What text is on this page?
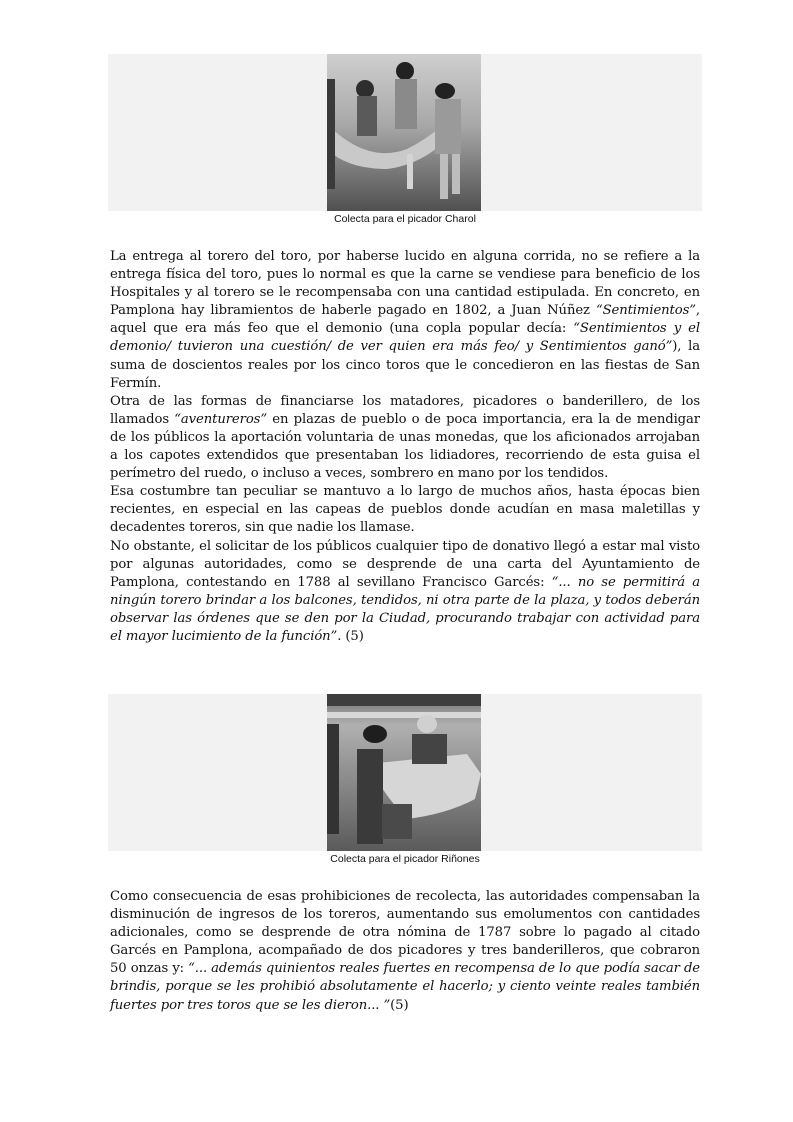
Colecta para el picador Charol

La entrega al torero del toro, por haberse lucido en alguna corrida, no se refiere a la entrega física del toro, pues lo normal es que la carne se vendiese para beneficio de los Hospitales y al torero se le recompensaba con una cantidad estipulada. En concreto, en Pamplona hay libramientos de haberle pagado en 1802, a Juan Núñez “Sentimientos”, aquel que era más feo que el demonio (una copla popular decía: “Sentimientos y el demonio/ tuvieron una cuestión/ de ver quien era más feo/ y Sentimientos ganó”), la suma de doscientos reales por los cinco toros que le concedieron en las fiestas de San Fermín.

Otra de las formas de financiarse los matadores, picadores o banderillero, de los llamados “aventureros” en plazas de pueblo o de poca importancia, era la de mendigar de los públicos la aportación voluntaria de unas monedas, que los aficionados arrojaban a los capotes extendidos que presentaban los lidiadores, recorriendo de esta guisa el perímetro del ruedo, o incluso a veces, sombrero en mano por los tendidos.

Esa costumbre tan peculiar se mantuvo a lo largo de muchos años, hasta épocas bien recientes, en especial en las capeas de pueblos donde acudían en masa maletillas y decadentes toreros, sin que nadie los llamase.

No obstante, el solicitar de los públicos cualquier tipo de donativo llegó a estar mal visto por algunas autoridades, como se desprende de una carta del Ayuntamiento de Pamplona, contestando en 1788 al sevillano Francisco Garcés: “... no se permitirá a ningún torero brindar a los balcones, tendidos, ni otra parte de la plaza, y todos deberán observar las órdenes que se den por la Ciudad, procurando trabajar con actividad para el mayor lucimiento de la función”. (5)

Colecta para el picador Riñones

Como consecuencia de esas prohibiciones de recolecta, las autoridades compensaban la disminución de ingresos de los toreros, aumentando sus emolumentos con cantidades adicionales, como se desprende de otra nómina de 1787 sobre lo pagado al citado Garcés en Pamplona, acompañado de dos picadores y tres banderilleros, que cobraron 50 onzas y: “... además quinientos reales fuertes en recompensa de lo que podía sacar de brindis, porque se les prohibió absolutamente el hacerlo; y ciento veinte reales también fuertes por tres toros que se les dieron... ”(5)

------------------------------------

**TASK BRIEF**:
Working from the lines above, reproduce the material exactly and exclude its pictures.

**SOLVED EXERCISE**:
What text is on this page?
Colecta para el picador Charol

La entrega al torero del toro, por haberse lucido en alguna corrida, no se refiere a la entrega física del toro, pues lo normal es que la carne se vendiese para beneficio de los Hospitales y al torero se le recompensaba con una cantidad estipulada. En concreto, en Pamplona hay libramientos de haberle pagado en 1802, a Juan Núñez “Sentimientos”, aquel que era más feo que el demonio (una copla popular decía: “Sentimientos y el demonio/ tuvieron una cuestión/ de ver quien era más feo/ y Sentimientos ganó”), la suma de doscientos reales por los cinco toros que le concedieron en las fiestas de San Fermín.

Otra de las formas de financiarse los matadores, picadores o banderillero, de los llamados “aventureros” en plazas de pueblo o de poca importancia, era la de mendigar de los públicos la aportación voluntaria de unas monedas, que los aficionados arrojaban a los capotes extendidos que presentaban los lidiadores, recorriendo de esta guisa el perímetro del ruedo, o incluso a veces, sombrero en mano por los tendidos.

Esa costumbre tan peculiar se mantuvo a lo largo de muchos años, hasta épocas bien recientes, en especial en las capeas de pueblos donde acudían en masa maletillas y decadentes toreros, sin que nadie los llamase.

No obstante, el solicitar de los públicos cualquier tipo de donativo llegó a estar mal visto por algunas autoridades, como se desprende de una carta del Ayuntamiento de Pamplona, contestando en 1788 al sevillano Francisco Garcés: “... no se permitirá a ningún torero brindar a los balcones, tendidos, ni otra parte de la plaza, y todos deberán observar las órdenes que se den por la Ciudad, procurando trabajar con actividad para el mayor lucimiento de la función”. (5)

Colecta para el picador Riñones

Como consecuencia de esas prohibiciones de recolecta, las autoridades compensaban la disminución de ingresos de los toreros, aumentando sus emolumentos con cantidades adicionales, como se desprende de otra nómina de 1787 sobre lo pagado al citado Garcés en Pamplona, acompañado de dos picadores y tres banderilleros, que cobraron 50 onzas y: “... además quinientos reales fuertes en recompensa de lo que podía sacar de brindis, porque se les prohibió absolutamente el hacerlo; y ciento veinte reales también fuertes por tres toros que se les dieron... ”(5)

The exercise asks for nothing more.